INFORMATION PROVIDED:
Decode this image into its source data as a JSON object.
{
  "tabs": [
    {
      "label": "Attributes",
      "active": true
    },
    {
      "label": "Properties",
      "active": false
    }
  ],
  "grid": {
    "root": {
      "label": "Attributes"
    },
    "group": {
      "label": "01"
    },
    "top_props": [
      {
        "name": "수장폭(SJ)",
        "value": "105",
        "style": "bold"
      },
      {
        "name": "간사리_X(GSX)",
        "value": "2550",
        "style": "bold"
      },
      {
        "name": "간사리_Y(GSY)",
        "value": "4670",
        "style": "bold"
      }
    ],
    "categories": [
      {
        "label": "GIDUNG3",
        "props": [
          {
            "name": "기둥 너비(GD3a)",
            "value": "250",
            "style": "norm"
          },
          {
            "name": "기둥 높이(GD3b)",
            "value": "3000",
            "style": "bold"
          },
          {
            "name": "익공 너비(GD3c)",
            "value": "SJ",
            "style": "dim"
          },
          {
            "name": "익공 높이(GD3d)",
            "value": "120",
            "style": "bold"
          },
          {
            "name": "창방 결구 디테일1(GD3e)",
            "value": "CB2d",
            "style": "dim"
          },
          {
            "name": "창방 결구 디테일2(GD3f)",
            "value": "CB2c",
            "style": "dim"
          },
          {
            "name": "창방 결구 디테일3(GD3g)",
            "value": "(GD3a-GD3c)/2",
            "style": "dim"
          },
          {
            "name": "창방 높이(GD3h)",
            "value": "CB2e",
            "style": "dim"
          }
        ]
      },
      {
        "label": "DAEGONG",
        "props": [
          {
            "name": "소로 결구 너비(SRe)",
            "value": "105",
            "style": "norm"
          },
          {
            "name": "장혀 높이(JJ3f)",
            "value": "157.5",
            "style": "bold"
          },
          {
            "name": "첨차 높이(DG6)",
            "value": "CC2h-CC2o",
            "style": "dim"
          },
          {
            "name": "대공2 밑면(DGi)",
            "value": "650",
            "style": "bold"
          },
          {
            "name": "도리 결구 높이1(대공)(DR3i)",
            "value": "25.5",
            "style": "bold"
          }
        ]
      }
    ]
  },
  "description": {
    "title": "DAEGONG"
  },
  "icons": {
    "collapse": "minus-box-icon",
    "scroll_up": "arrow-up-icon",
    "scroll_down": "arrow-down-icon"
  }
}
==
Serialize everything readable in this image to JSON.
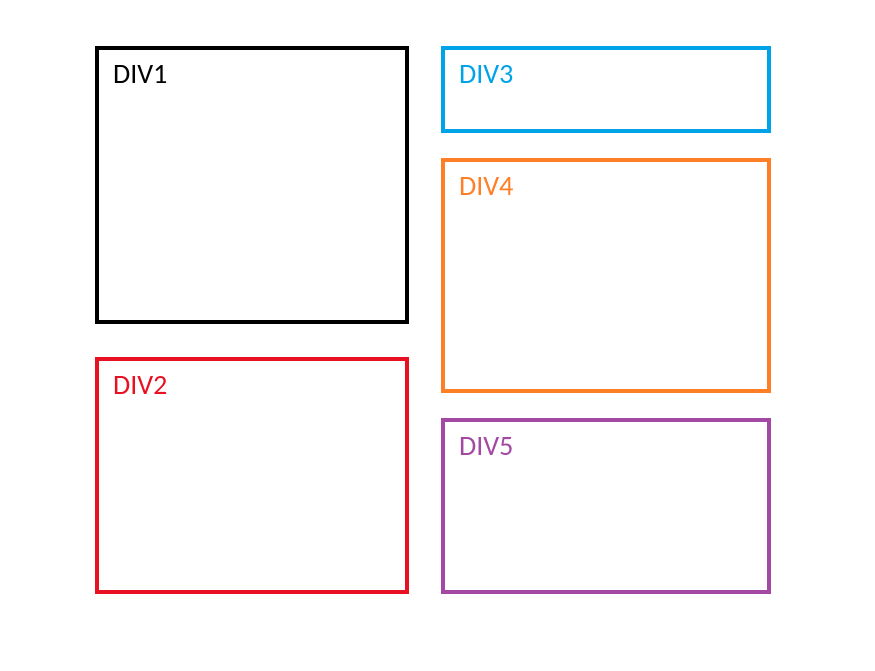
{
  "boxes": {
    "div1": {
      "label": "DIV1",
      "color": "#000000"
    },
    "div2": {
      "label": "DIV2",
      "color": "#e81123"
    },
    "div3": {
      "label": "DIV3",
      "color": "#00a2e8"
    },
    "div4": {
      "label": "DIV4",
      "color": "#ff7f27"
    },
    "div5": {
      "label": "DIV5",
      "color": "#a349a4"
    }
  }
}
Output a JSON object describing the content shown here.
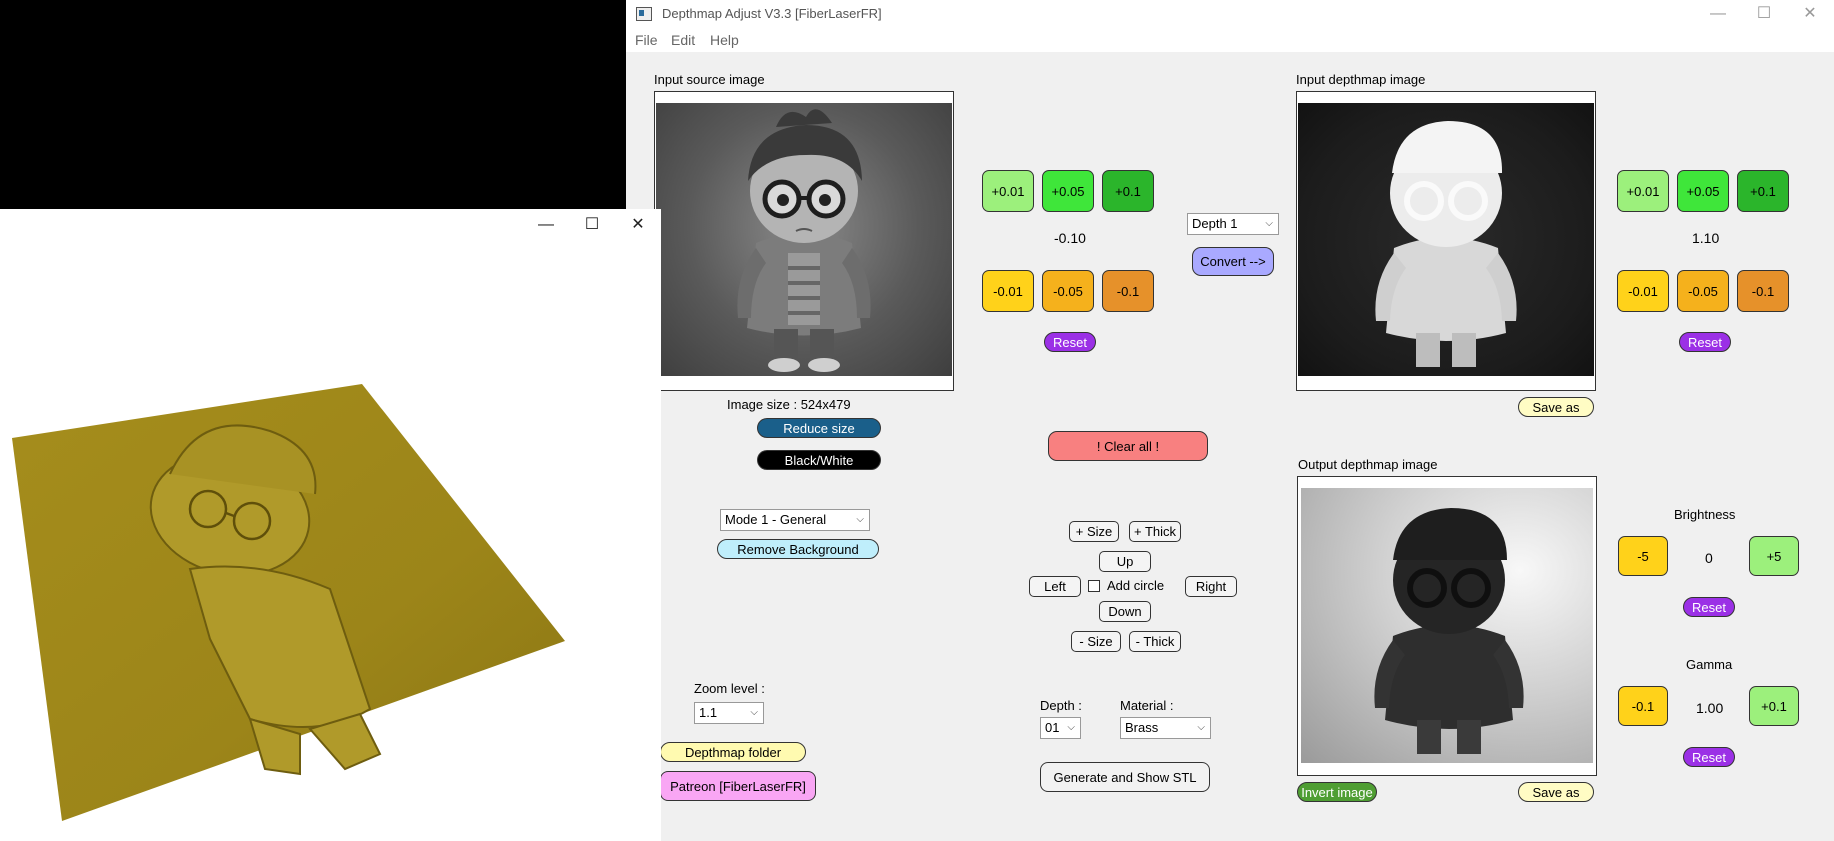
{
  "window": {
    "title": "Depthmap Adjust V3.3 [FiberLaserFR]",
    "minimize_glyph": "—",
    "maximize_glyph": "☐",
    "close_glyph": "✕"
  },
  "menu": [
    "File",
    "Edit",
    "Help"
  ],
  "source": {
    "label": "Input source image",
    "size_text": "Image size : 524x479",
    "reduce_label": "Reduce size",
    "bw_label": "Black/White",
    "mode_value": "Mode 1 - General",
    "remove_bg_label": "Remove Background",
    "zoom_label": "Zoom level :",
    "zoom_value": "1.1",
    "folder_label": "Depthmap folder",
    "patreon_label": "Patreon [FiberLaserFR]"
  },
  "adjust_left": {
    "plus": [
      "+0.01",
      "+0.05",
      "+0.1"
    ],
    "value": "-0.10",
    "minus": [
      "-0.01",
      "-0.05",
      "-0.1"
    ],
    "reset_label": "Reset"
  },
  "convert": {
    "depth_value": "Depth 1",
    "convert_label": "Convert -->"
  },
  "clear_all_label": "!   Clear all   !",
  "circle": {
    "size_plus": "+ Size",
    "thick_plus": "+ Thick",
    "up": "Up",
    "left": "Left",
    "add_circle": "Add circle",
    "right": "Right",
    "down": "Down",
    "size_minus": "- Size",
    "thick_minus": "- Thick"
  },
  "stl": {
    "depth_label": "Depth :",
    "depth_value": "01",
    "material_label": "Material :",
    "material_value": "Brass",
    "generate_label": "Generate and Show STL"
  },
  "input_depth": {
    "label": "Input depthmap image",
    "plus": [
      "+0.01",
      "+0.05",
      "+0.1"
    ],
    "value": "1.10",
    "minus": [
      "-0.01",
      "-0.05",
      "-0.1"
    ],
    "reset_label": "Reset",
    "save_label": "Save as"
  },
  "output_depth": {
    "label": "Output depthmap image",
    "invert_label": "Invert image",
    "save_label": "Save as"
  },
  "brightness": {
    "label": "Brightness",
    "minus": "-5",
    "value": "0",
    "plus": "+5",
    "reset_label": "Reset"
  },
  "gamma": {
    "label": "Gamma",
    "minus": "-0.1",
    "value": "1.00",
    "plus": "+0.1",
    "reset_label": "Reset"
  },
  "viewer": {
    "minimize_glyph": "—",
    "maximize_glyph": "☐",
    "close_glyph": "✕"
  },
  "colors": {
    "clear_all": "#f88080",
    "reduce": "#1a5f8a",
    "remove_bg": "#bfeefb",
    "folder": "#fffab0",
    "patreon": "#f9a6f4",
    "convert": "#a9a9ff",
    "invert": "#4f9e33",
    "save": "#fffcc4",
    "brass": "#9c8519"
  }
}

WHAT IS ASKED: In the records above, how many lines hold the string "object"? Reply with only the number.

FULL SOLUTION: 2